Problem details:
Pictures aside, quote the whole listing exactly.

<<<<

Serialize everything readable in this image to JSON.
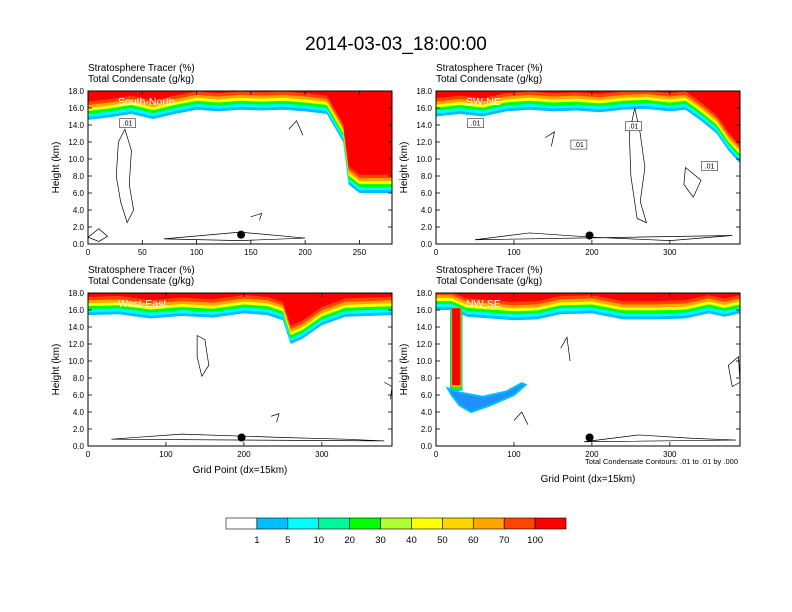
{
  "figure": {
    "title": "2014-03-03_18:00:00",
    "footnote": "Total Condensate Contours: .01 to .01 by .000"
  },
  "colorbar": {
    "levels": [
      "1",
      "5",
      "10",
      "20",
      "30",
      "40",
      "50",
      "60",
      "70",
      "100"
    ],
    "colors": [
      "#ffffff",
      "#1e90ff",
      "#00bfff",
      "#00ffff",
      "#00fa9a",
      "#00ff00",
      "#adff2f",
      "#ffff00",
      "#ffd700",
      "#ffa500",
      "#ff4500",
      "#ff0000"
    ]
  },
  "chart_data": [
    {
      "type": "heatmap",
      "panel": "South-North",
      "title_lines": [
        "Stratosphere Tracer   (%)",
        "Total Condensate   (g/kg)"
      ],
      "ylabel": "Height (km)",
      "xlabel": "",
      "x_ticks": [
        "0",
        "50",
        "100",
        "150",
        "200",
        "250"
      ],
      "x_range": [
        0,
        280
      ],
      "y_ticks": [
        "0.0",
        "2.0",
        "4.0",
        "6.0",
        "8.0",
        "10.0",
        "12.0",
        "14.0",
        "16.0",
        "18.0"
      ],
      "y_range": [
        0,
        18
      ],
      "contour_labels": [
        ".01"
      ],
      "tracer_base_km": [
        [
          0,
          14.6
        ],
        [
          20,
          14.9
        ],
        [
          40,
          15.3
        ],
        [
          60,
          14.7
        ],
        [
          80,
          15.3
        ],
        [
          100,
          15.8
        ],
        [
          120,
          15.6
        ],
        [
          140,
          15.8
        ],
        [
          160,
          15.7
        ],
        [
          180,
          15.8
        ],
        [
          200,
          15.6
        ],
        [
          220,
          15.3
        ],
        [
          235,
          12.0
        ],
        [
          240,
          7.0
        ],
        [
          250,
          6.0
        ],
        [
          265,
          6.0
        ],
        [
          280,
          6.0
        ]
      ],
      "marker": {
        "x": 141,
        "y": 1.1
      }
    },
    {
      "type": "heatmap",
      "panel": "SW-NE",
      "title_lines": [
        "Stratosphere Tracer   (%)",
        "Total Condensate   (g/kg)"
      ],
      "ylabel": "Height (km)",
      "xlabel": "",
      "x_ticks": [
        "0",
        "100",
        "200",
        "300"
      ],
      "x_range": [
        0,
        390
      ],
      "y_ticks": [
        "0.0",
        "2.0",
        "4.0",
        "6.0",
        "8.0",
        "10.0",
        "12.0",
        "14.0",
        "16.0",
        "18.0"
      ],
      "y_range": [
        0,
        18
      ],
      "contour_labels": [
        ".01",
        ".01",
        ".01",
        ".01"
      ],
      "tracer_base_km": [
        [
          0,
          15.0
        ],
        [
          30,
          15.3
        ],
        [
          60,
          15.0
        ],
        [
          90,
          15.6
        ],
        [
          120,
          15.8
        ],
        [
          150,
          15.6
        ],
        [
          180,
          15.7
        ],
        [
          210,
          15.5
        ],
        [
          240,
          15.8
        ],
        [
          270,
          15.9
        ],
        [
          300,
          15.6
        ],
        [
          320,
          15.8
        ],
        [
          340,
          14.5
        ],
        [
          360,
          13.0
        ],
        [
          375,
          11.0
        ],
        [
          390,
          9.5
        ]
      ],
      "marker": {
        "x": 197,
        "y": 1.0
      }
    },
    {
      "type": "heatmap",
      "panel": "West-East",
      "title_lines": [
        "Stratosphere Tracer   (%)",
        "Total Condensate   (g/kg)"
      ],
      "ylabel": "Height (km)",
      "xlabel": "Grid Point (dx=15km)",
      "x_ticks": [
        "0",
        "100",
        "200",
        "300"
      ],
      "x_range": [
        0,
        390
      ],
      "y_ticks": [
        "0.0",
        "2.0",
        "4.0",
        "6.0",
        "8.0",
        "10.0",
        "12.0",
        "14.0",
        "16.0",
        "18.0"
      ],
      "y_range": [
        0,
        18
      ],
      "contour_labels": [],
      "tracer_base_km": [
        [
          0,
          15.4
        ],
        [
          40,
          15.5
        ],
        [
          80,
          15.0
        ],
        [
          120,
          15.3
        ],
        [
          160,
          15.1
        ],
        [
          200,
          15.6
        ],
        [
          230,
          15.4
        ],
        [
          250,
          14.8
        ],
        [
          260,
          12.0
        ],
        [
          275,
          12.6
        ],
        [
          300,
          14.2
        ],
        [
          330,
          15.2
        ],
        [
          360,
          15.3
        ],
        [
          390,
          15.4
        ]
      ],
      "marker": {
        "x": 197,
        "y": 1.0
      }
    },
    {
      "type": "heatmap",
      "panel": "NW-SE",
      "title_lines": [
        "Stratosphere Tracer   (%)",
        "Total Condensate   (g/kg)"
      ],
      "ylabel": "Height (km)",
      "xlabel": "Grid Point (dx=15km)",
      "x_ticks": [
        "0",
        "100",
        "200",
        "300"
      ],
      "x_range": [
        0,
        390
      ],
      "y_ticks": [
        "0.0",
        "2.0",
        "4.0",
        "6.0",
        "8.0",
        "10.0",
        "12.0",
        "14.0",
        "16.0",
        "18.0"
      ],
      "y_range": [
        0,
        18
      ],
      "contour_labels": [],
      "tracer_base_km": [
        [
          0,
          16.0
        ],
        [
          20,
          16.0
        ],
        [
          40,
          15.2
        ],
        [
          70,
          15.0
        ],
        [
          100,
          14.8
        ],
        [
          130,
          14.9
        ],
        [
          160,
          15.5
        ],
        [
          200,
          15.6
        ],
        [
          240,
          14.9
        ],
        [
          280,
          14.9
        ],
        [
          320,
          15.0
        ],
        [
          350,
          15.6
        ],
        [
          370,
          15.2
        ],
        [
          390,
          15.6
        ]
      ],
      "marker": {
        "x": 197,
        "y": 1.0
      }
    }
  ]
}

>>>>

Answer to this problem:
Serialize everything readable in this image to JSON.
{
  "figure": {
    "title": "2014-03-03_18:00:00",
    "footnote": "Total Condensate Contours: .01 to .01 by .000"
  },
  "colorbar": {
    "levels": [
      "1",
      "5",
      "10",
      "20",
      "30",
      "40",
      "50",
      "60",
      "70",
      "100"
    ],
    "colors": [
      "#ffffff",
      "#1e90ff",
      "#00bfff",
      "#00ffff",
      "#00fa9a",
      "#00ff00",
      "#adff2f",
      "#ffff00",
      "#ffd700",
      "#ffa500",
      "#ff4500",
      "#ff0000"
    ]
  },
  "chart_data": [
    {
      "type": "heatmap",
      "panel": "South-North",
      "title_lines": [
        "Stratosphere Tracer   (%)",
        "Total Condensate   (g/kg)"
      ],
      "ylabel": "Height (km)",
      "xlabel": "",
      "x_ticks": [
        "0",
        "50",
        "100",
        "150",
        "200",
        "250"
      ],
      "x_range": [
        0,
        280
      ],
      "y_ticks": [
        "0.0",
        "2.0",
        "4.0",
        "6.0",
        "8.0",
        "10.0",
        "12.0",
        "14.0",
        "16.0",
        "18.0"
      ],
      "y_range": [
        0,
        18
      ],
      "contour_labels": [
        ".01"
      ],
      "tracer_base_km": [
        [
          0,
          14.6
        ],
        [
          20,
          14.9
        ],
        [
          40,
          15.3
        ],
        [
          60,
          14.7
        ],
        [
          80,
          15.3
        ],
        [
          100,
          15.8
        ],
        [
          120,
          15.6
        ],
        [
          140,
          15.8
        ],
        [
          160,
          15.7
        ],
        [
          180,
          15.8
        ],
        [
          200,
          15.6
        ],
        [
          220,
          15.3
        ],
        [
          235,
          12.0
        ],
        [
          240,
          7.0
        ],
        [
          250,
          6.0
        ],
        [
          265,
          6.0
        ],
        [
          280,
          6.0
        ]
      ],
      "marker": {
        "x": 141,
        "y": 1.1
      }
    },
    {
      "type": "heatmap",
      "panel": "SW-NE",
      "title_lines": [
        "Stratosphere Tracer   (%)",
        "Total Condensate   (g/kg)"
      ],
      "ylabel": "Height (km)",
      "xlabel": "",
      "x_ticks": [
        "0",
        "100",
        "200",
        "300"
      ],
      "x_range": [
        0,
        390
      ],
      "y_ticks": [
        "0.0",
        "2.0",
        "4.0",
        "6.0",
        "8.0",
        "10.0",
        "12.0",
        "14.0",
        "16.0",
        "18.0"
      ],
      "y_range": [
        0,
        18
      ],
      "contour_labels": [
        ".01",
        ".01",
        ".01",
        ".01"
      ],
      "tracer_base_km": [
        [
          0,
          15.0
        ],
        [
          30,
          15.3
        ],
        [
          60,
          15.0
        ],
        [
          90,
          15.6
        ],
        [
          120,
          15.8
        ],
        [
          150,
          15.6
        ],
        [
          180,
          15.7
        ],
        [
          210,
          15.5
        ],
        [
          240,
          15.8
        ],
        [
          270,
          15.9
        ],
        [
          300,
          15.6
        ],
        [
          320,
          15.8
        ],
        [
          340,
          14.5
        ],
        [
          360,
          13.0
        ],
        [
          375,
          11.0
        ],
        [
          390,
          9.5
        ]
      ],
      "marker": {
        "x": 197,
        "y": 1.0
      }
    },
    {
      "type": "heatmap",
      "panel": "West-East",
      "title_lines": [
        "Stratosphere Tracer   (%)",
        "Total Condensate   (g/kg)"
      ],
      "ylabel": "Height (km)",
      "xlabel": "Grid Point (dx=15km)",
      "x_ticks": [
        "0",
        "100",
        "200",
        "300"
      ],
      "x_range": [
        0,
        390
      ],
      "y_ticks": [
        "0.0",
        "2.0",
        "4.0",
        "6.0",
        "8.0",
        "10.0",
        "12.0",
        "14.0",
        "16.0",
        "18.0"
      ],
      "y_range": [
        0,
        18
      ],
      "contour_labels": [],
      "tracer_base_km": [
        [
          0,
          15.4
        ],
        [
          40,
          15.5
        ],
        [
          80,
          15.0
        ],
        [
          120,
          15.3
        ],
        [
          160,
          15.1
        ],
        [
          200,
          15.6
        ],
        [
          230,
          15.4
        ],
        [
          250,
          14.8
        ],
        [
          260,
          12.0
        ],
        [
          275,
          12.6
        ],
        [
          300,
          14.2
        ],
        [
          330,
          15.2
        ],
        [
          360,
          15.3
        ],
        [
          390,
          15.4
        ]
      ],
      "marker": {
        "x": 197,
        "y": 1.0
      }
    },
    {
      "type": "heatmap",
      "panel": "NW-SE",
      "title_lines": [
        "Stratosphere Tracer   (%)",
        "Total Condensate   (g/kg)"
      ],
      "ylabel": "Height (km)",
      "xlabel": "Grid Point (dx=15km)",
      "x_ticks": [
        "0",
        "100",
        "200",
        "300"
      ],
      "x_range": [
        0,
        390
      ],
      "y_ticks": [
        "0.0",
        "2.0",
        "4.0",
        "6.0",
        "8.0",
        "10.0",
        "12.0",
        "14.0",
        "16.0",
        "18.0"
      ],
      "y_range": [
        0,
        18
      ],
      "contour_labels": [],
      "tracer_base_km": [
        [
          0,
          16.0
        ],
        [
          20,
          16.0
        ],
        [
          40,
          15.2
        ],
        [
          70,
          15.0
        ],
        [
          100,
          14.8
        ],
        [
          130,
          14.9
        ],
        [
          160,
          15.5
        ],
        [
          200,
          15.6
        ],
        [
          240,
          14.9
        ],
        [
          280,
          14.9
        ],
        [
          320,
          15.0
        ],
        [
          350,
          15.6
        ],
        [
          370,
          15.2
        ],
        [
          390,
          15.6
        ]
      ],
      "marker": {
        "x": 197,
        "y": 1.0
      }
    }
  ]
}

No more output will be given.